» **REQUIREMENT**
Set down the passage of the forum post on the 5-cut method word for word, starting at "On Wed, 02 Oct" and ending at "of sled travel.".

» **DOCUMENT EXCERPT**
────────────────────

On Wed, 02 Oct 2013 22:16:39 -0500, Leon lcb11211@swbelldotnet
wrote:

On 10/2/2013 5:29 PM, Edward A. Falk wrote:
In article ,
wrote:
***The below is referring to the 5-cut method of squaring a table saw sled fence to 90 degrees.

Unless I am mistaken, it is a misconception to think that the 5-cut method squares your table saw
blade to the sled fence. What it really does is square your fence to 90 degrees of the direction of
travel (miter track). If the blade was angled by a small amount the process would still align the
fence 90 degrees to the direction of sled travel.

If the table saw blade were a cutting laser projecting 90 degrees to the table, the 5-cut method
would still work. Because this is true, the thought that the 5-cut method squares your fence 90
degrees to a blade can not be true.

Am I missing something? I know it's picky but it makes me cringe when people make that claim.



The best you can hope for on a table saw is to use the slots in the
table as your "master". That's because those are the one thing
you can't adjust.

────────────────────

» **DATASET EXCERPTS**
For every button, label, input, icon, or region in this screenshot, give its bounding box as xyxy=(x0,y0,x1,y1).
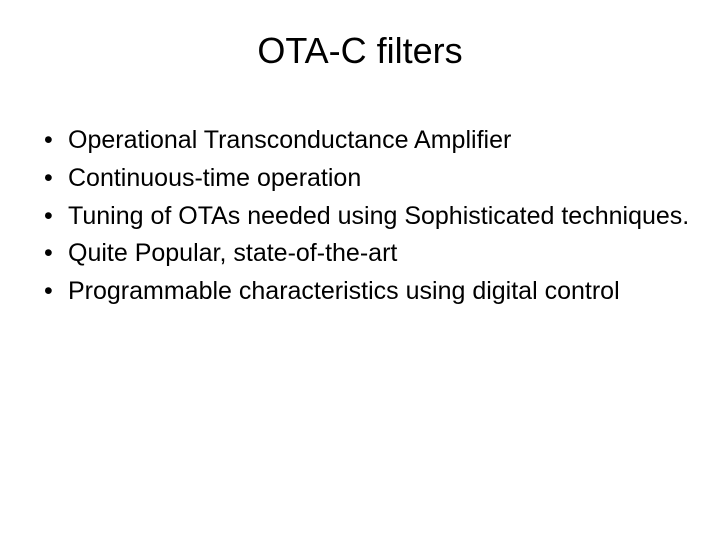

────────────────────

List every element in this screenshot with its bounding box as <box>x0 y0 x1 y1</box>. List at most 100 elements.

────────────────────

» **EXERCISE SOLUTION**
On Wed, 02 Oct 2013 22:16:39 -0500, Leon lcb11211@swbelldotnet
wrote:

On 10/2/2013 5:29 PM, Edward A. Falk wrote:
In article ,
wrote:
***The below is referring to the 5-cut method of squaring a table saw sled fence to 90 degrees.

Unless I am mistaken, it is a misconception to think that the 5-cut method squares your table saw
blade to the sled fence. What it really does is square your fence to 90 degrees of the direction of
travel (miter track). If the blade was angled by a small amount the process would still align the
fence 90 degrees to the direction of sled travel.